# Problem statement
Copy out each line of the listing that has the word "Ὁμοίως" in it.

::: Stored data :::

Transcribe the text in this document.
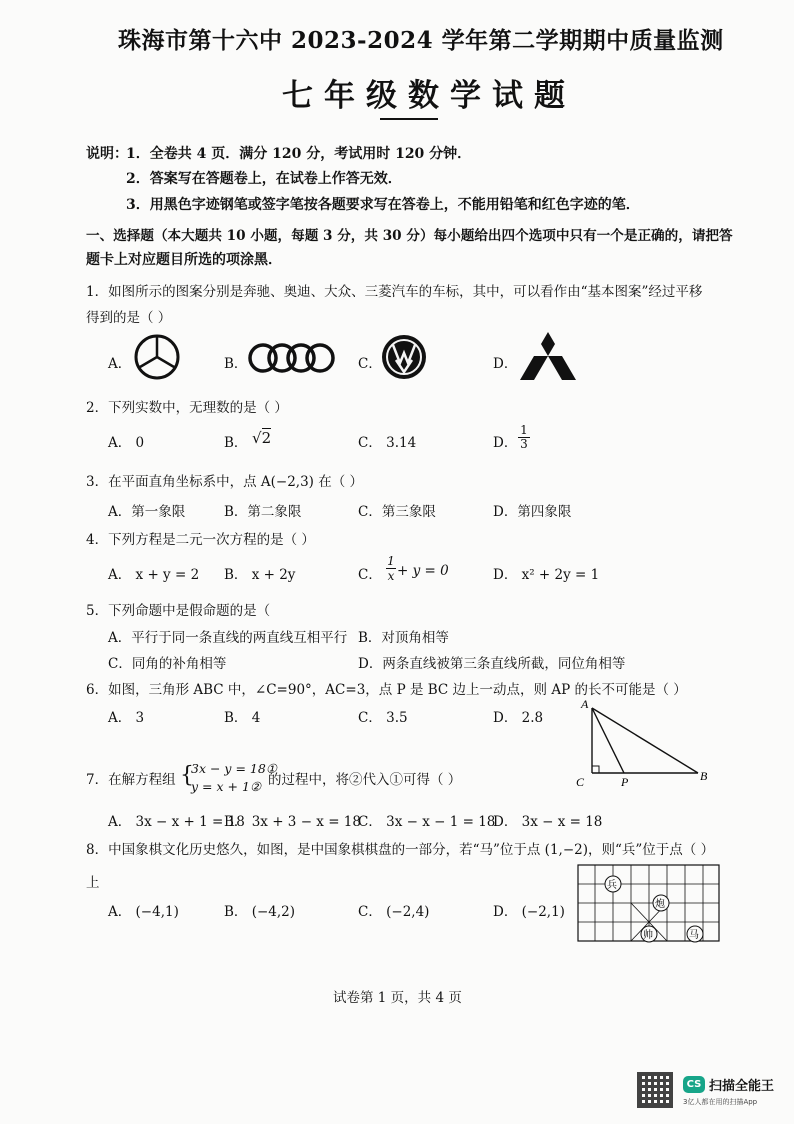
珠海市第十六中 2023-2024 学年第二学期期中质量监测
七年级数学试题
说明：
1．全卷共 4 页．满分 120 分，考试用时 120 分钟．
2．答案写在答题卷上，在试卷上作答无效．
3．用黑色字迹钢笔或签字笔按各题要求写在答卷上，不能用铅笔和红色字迹的笔．
一、选择题（本大题共 10 小题，每题 3 分，共 30 分）每小题给出四个选项中只有一个是正确的，请把答
题卡上对应题目所选的项涂黑．
1．如图所示的图案分别是奔驰、奥迪、大众、三菱汽车的车标，其中，可以看作由“基本图案”经过平移
得到的是（ ）
A．	B．	C．	D．
2．下列实数中，无理数的是（ ）
A． 0	B． √2	C． 3.14	D． $\frac{1}{3}$
3．在平面直角坐标系中，点 A(−2,3) 在（ ）
A．第一象限	B．第二象限	C．第三象限	D．第四象限
4．下列方程是二元一次方程的是（ ）
A． x + y = 2 B． x + 2y	C． $\frac{1}{x} + y = 0$	D． x² + 2y = 1
5．下列命题中是假命题的是（
A．平行于同一条直线的两直线互相平行 B．对顶角相等
C．同角的补角相等	D．两条直线被第三条直线所截，同位角相等
6．如图，三角形 ABC 中，∠C=90°，AC=3，点 P 是 BC 边上一动点，则 AP 的长不可能是（ ）
A． 3	B． 4	C． 3.5	D． 2.8
A
C	P	B
7．在解方程组 {
3x − y = 18①
y = x + 1② 的过程中，将②代入①可得（ ）
A． 3x − x + 1 = 18
B． 3x + 3 − x = 18
C． 3x − x − 1 = 18
D． 3x − x = 18
8．中国象棋文化历史悠久，如图，是中国象棋棋盘的一部分，若“马”位于点 (1,−2)，则“兵”位于点（ ）
上
A． (−4,1)	B． (−4,2)	C． (−2,4)	D． (−2,1)
兵
炮
帅	马
试卷第 1 页，共 4 页
CS 扫描全能王
3亿人都在用的扫描App
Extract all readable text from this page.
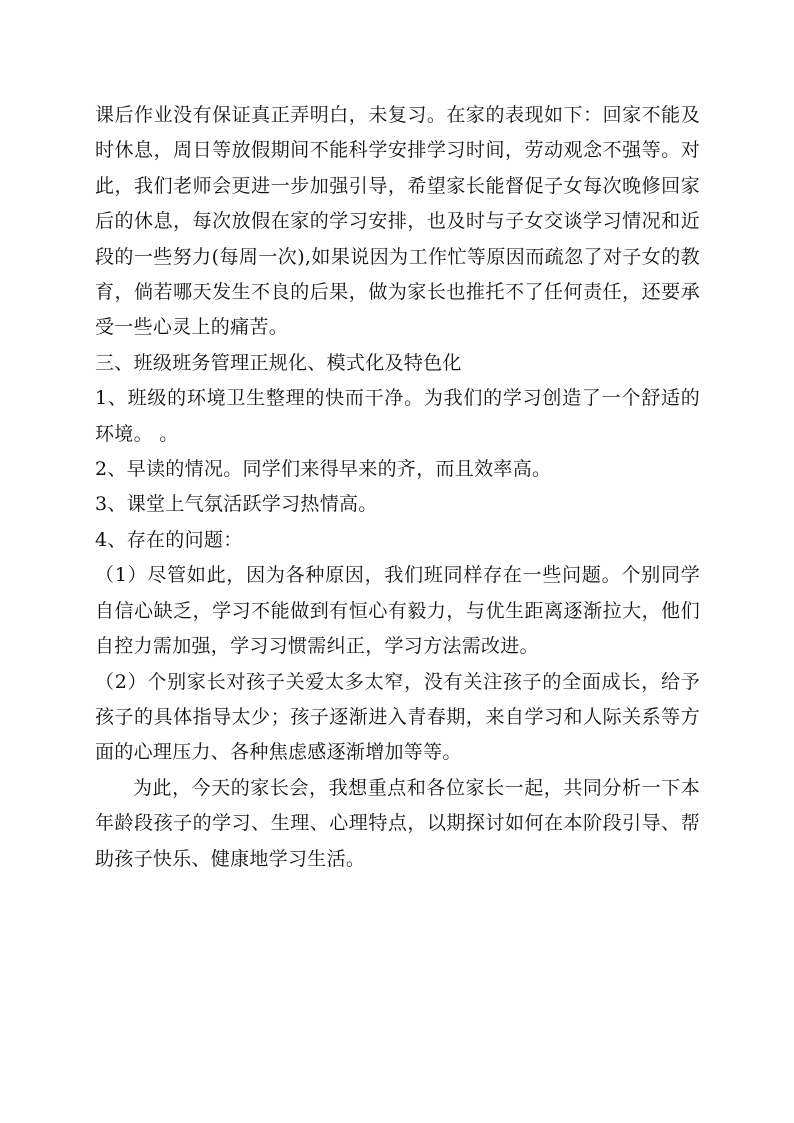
课后作业没有保证真正弄明白，未复习。在家的表现如下：回家不能及时休息，周日等放假期间不能科学安排学习时间，劳动观念不强等。对此，我们老师会更进一步加强引导，希望家长能督促子女每次晚修回家后的休息，每次放假在家的学习安排，也及时与子女交谈学习情况和近段的一些努力(每周一次),如果说因为工作忙等原因而疏忽了对子女的教育，倘若哪天发生不良的后果，做为家长也推托不了任何责任，还要承受一些心灵上的痛苦。

三、班级班务管理正规化、模式化及特色化

1、班级的环境卫生整理的快而干净。为我们的学习创造了一个舒适的环境。 。

2、早读的情况。同学们来得早来的齐，而且效率高。

3、课堂上气氛活跃学习热情高。

4、存在的问题：

（1）尽管如此，因为各种原因，我们班同样存在一些问题。个别同学自信心缺乏，学习不能做到有恒心有毅力，与优生距离逐渐拉大，他们自控力需加强，学习习惯需纠正，学习方法需改进。

（2）个别家长对孩子关爱太多太窄，没有关注孩子的全面成长，给予孩子的具体指导太少；孩子逐渐进入青春期，来自学习和人际关系等方面的心理压力、各种焦虑感逐渐增加等等。

为此，今天的家长会，我想重点和各位家长一起，共同分析一下本年龄段孩子的学习、生理、心理特点，以期探讨如何在本阶段引导、帮助孩子快乐、健康地学习生活。
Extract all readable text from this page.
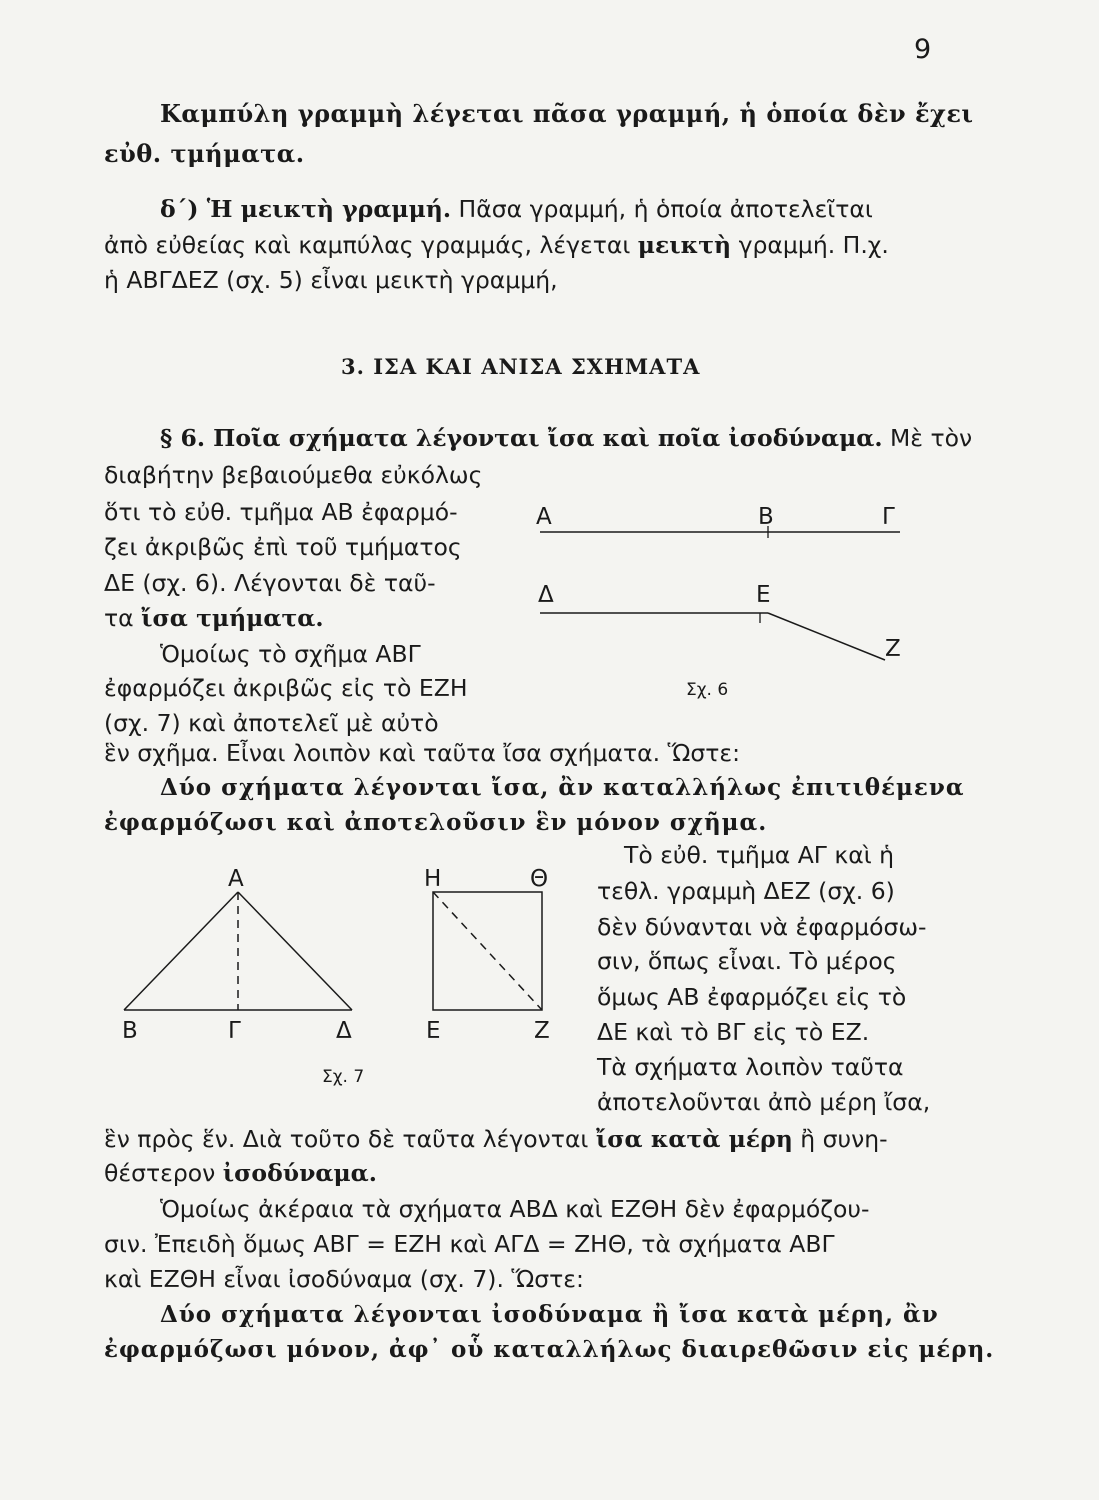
9
Καμπύλη γραμμὴ λέγεται πᾶσα γραμμή, ἡ ὁποία δὲν ἔχει
εὐθ. τμήματα.
δ΄) Ἡ μεικτὴ γραμμή. Πᾶσα γραμμή, ἡ ὁποία ἀποτελεῖται
ἀπὸ εὐθείας καὶ καμπύλας γραμμάς, λέγεται μεικτὴ γραμμή. Π.χ.
ἡ ΑΒΓΔΕΖ (σχ. 5) εἶναι μεικτὴ γραμμή,
3. ΙΣΑ ΚΑΙ ΑΝΙΣΑ ΣΧΗΜΑΤΑ
§ 6. Ποῖα σχήματα λέγονται ἴσα καὶ ποῖα ἰσοδύναμα. Μὲ τὸν
διαβήτην βεβαιούμεθα εὐκόλως
ὅτι τὸ εὐθ. τμῆμα ΑΒ ἐφαρμό-
ζει ἀκριβῶς ἐπὶ τοῦ τμήματος
ΔΕ (σχ. 6). Λέγονται δὲ ταῦ-
τα ἴσα τμήματα.
Ὁμοίως τὸ σχῆμα ΑΒΓ
ἐφαρμόζει ἀκριβῶς εἰς τὸ ΕΖΗ
(σχ. 7) καὶ ἀποτελεῖ μὲ αὐτὸ
ἓν σχῆμα. Εἶναι λοιπὸν καὶ ταῦτα ἴσα σχήματα. Ὥστε:
Δύο σχήματα λέγονται ἴσα, ἂν καταλλήλως ἐπιτιθέμενα
ἐφαρμόζωσι καὶ ἀποτελοῦσιν ἓν μόνον σχῆμα.
Τὸ εὐθ. τμῆμα ΑΓ καὶ ἡ
τεθλ. γραμμὴ ΔΕΖ (σχ. 6)
δὲν δύνανται νὰ ἐφαρμόσω-
σιν, ὅπως εἶναι. Τὸ μέρος
ὅμως ΑΒ ἐφαρμόζει εἰς τὸ
ΔΕ καὶ τὸ ΒΓ εἰς τὸ ΕΖ.
Τὰ σχήματα λοιπὸν ταῦτα
ἀποτελοῦνται ἀπὸ μέρη ἴσα,
ἓν πρὸς ἕν. Διὰ τοῦτο δὲ ταῦτα λέγονται ἴσα κατὰ μέρη ἢ συνη-
θέστερον ἰσοδύναμα.
Ὁμοίως ἀκέραια τὰ σχήματα ΑΒΔ καὶ ΕΖΘΗ δὲν ἐφαρμόζου-
σιν. Ἐπειδὴ ὅμως ΑΒΓ = ΕΖΗ καὶ ΑΓΔ = ΖΗΘ, τὰ σχήματα ΑΒΓ
καὶ ΕΖΘΗ εἶναι ἰσοδύναμα (σχ. 7). Ὥστε:
Δύο σχήματα λέγονται ἰσοδύναμα ἢ ἴσα κατὰ μέρη, ἂν
ἐφαρμόζωσι μόνον, ἀφ᾽ οὗ καταλλήλως διαιρεθῶσιν εἰς μέρη.
Α	Β	Γ
Δ	Ε
Ζ
Σχ. 6
Α
Β	Γ	Δ
Η	Θ
Ε	Ζ
Σχ. 7
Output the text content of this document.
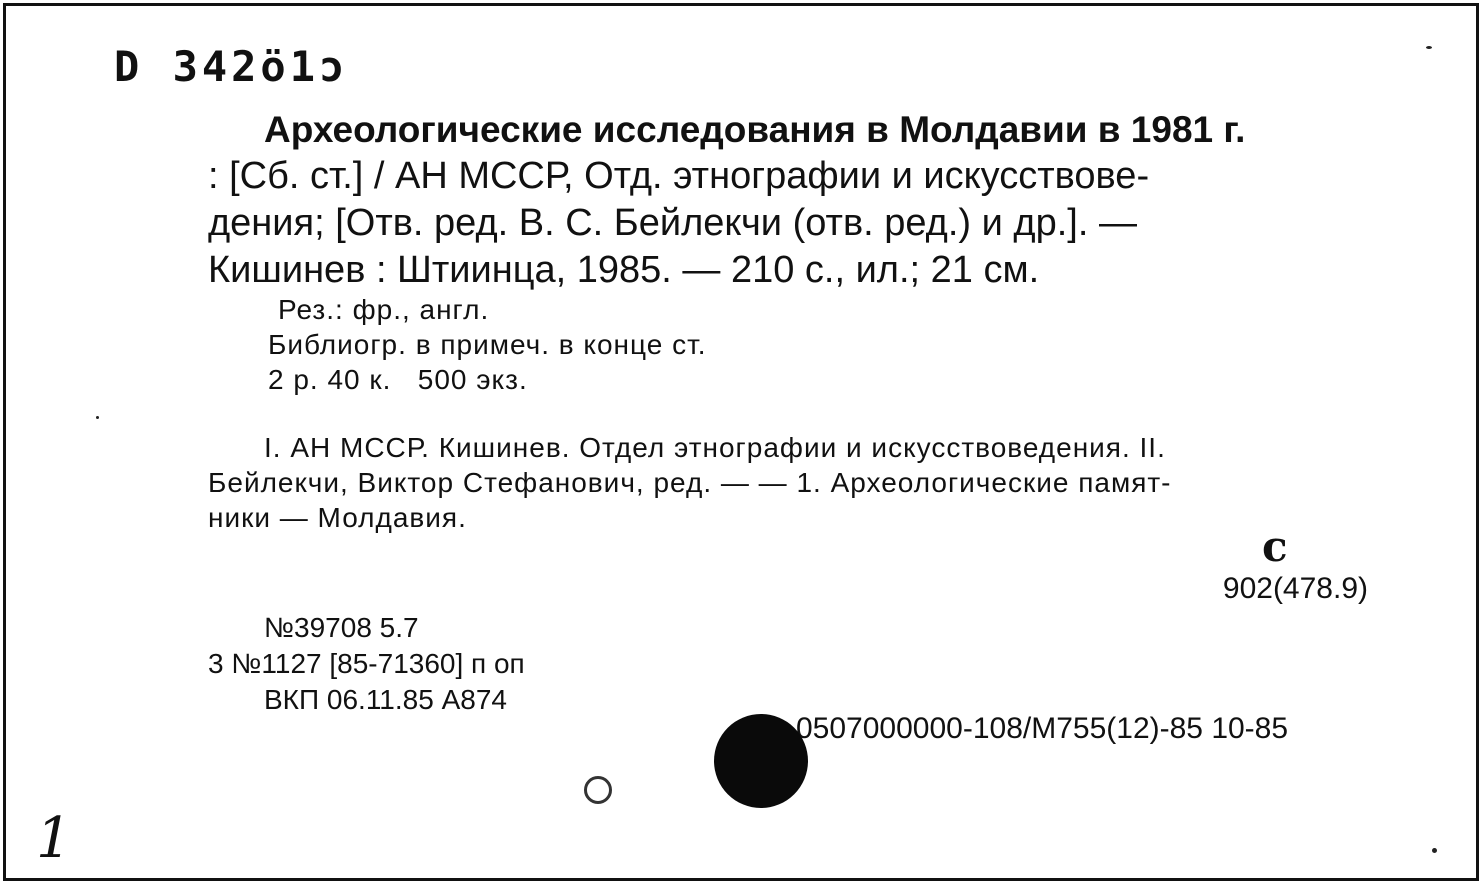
D 342ö1ɔ
Археологические исследования в Молдавии в 1981 г.
: [Сб. ст.] / АН МССР, Отд. этнографии и искусствове-
дения; [Отв. ред. В. С. Бейлекчи (отв. ред.) и др.]. —
Кишинев : Штиинца, 1985. — 210 с., ил.; 21 см.
Рез.: фр., англ.
Библиогр. в примеч. в конце ст.
2 р. 40 к.   500 экз.
I. АН МССР. Кишинев. Отдел этнографии и искусствоведения. II.
Бейлекчи, Виктор Стефанович, ред. — — 1. Археологические памят-
ники — Молдавия.
с
902(478.9)
№39708 5.7
3 №1127 [85-71360] п оп
ВКП 06.11.85 А874
0507000000-108/М755(12)-85 10-85
1
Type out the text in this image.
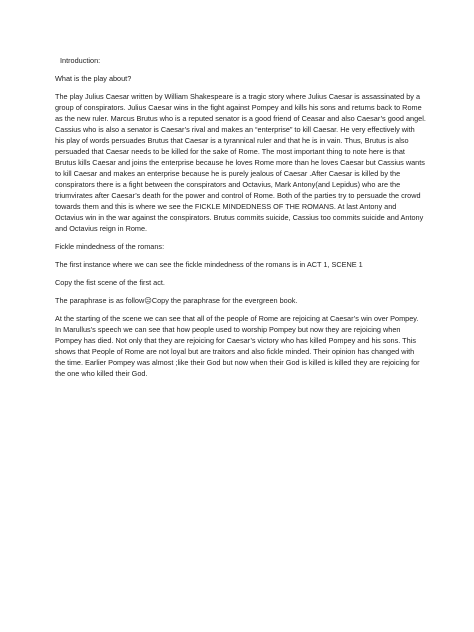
Introduction:

What is the play about?

The play Julius Caesar written by William Shakespeare is a tragic story where Julius Caesar is assassinated by a group of conspirators. Julius Caesar wins in the fight against Pompey and kills his sons and returns back to Rome as the new ruler. Marcus Brutus who is a reputed senator is a good friend of Ceasar and also Caesar’s good angel. Cassius who is also a senator is Caesar’s rival and makes an “enterprise” to kill Caesar. He very effectively with his play of words persuades Brutus that Caesar is a tyrannical ruler and that he is in vain. Thus, Brutus is also persuaded that Caesar needs to be killed for the sake of Rome. The most important thing to note here is that Brutus kills Caesar and joins the enterprise because he loves Rome more than he loves Caesar but Cassius wants to kill Caesar and makes an enterprise because he is purely jealous of Caesar .After Caesar is killed by the conspirators there is a fight between the conspirators and Octavius, Mark Antony(and Lepidus) who are the triumvirates after Caesar’s death for the power and control of Rome. Both of the parties try to persuade the crowd towards them and this is where we see the FICKLE MINDEDNESS OF THE ROMANS. At last Antony and Octavius win in the war against the conspirators. Brutus commits suicide, Cassius too commits suicide and Antony and Octavius reign in Rome.

Fickle mindedness of the romans:

The first instance where we can see the fickle mindedness of the romans is in ACT 1, SCENE 1

Copy the fist scene of the first act.

The paraphrase is as follow☹Copy the paraphrase for the evergreen book.

At the starting of the scene we can see that all of the people of Rome are rejoicing at Caesar’s win over Pompey. In Marullus’s speech we can see that how people used to worship Pompey but now they are rejoicing when Pompey has died. Not only that they are rejoicing for Caesar’s victory who has killed Pompey and his sons. This shows that People of Rome are not loyal but are traitors and also fickle minded. Their opinion has changed with the time. Earlier Pompey was almost ;like their God but now when their God is killed is killed they are rejoicing for the one who killed their God.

:::

# Task solution
Ὁμοίως τὸ σχῆμα ΑΒΓ
Ὁμοίως ἀκέραια τὰ σχήματα ΑΒΔ καὶ ΕΖΘΗ δὲν ἐφαρμόζου-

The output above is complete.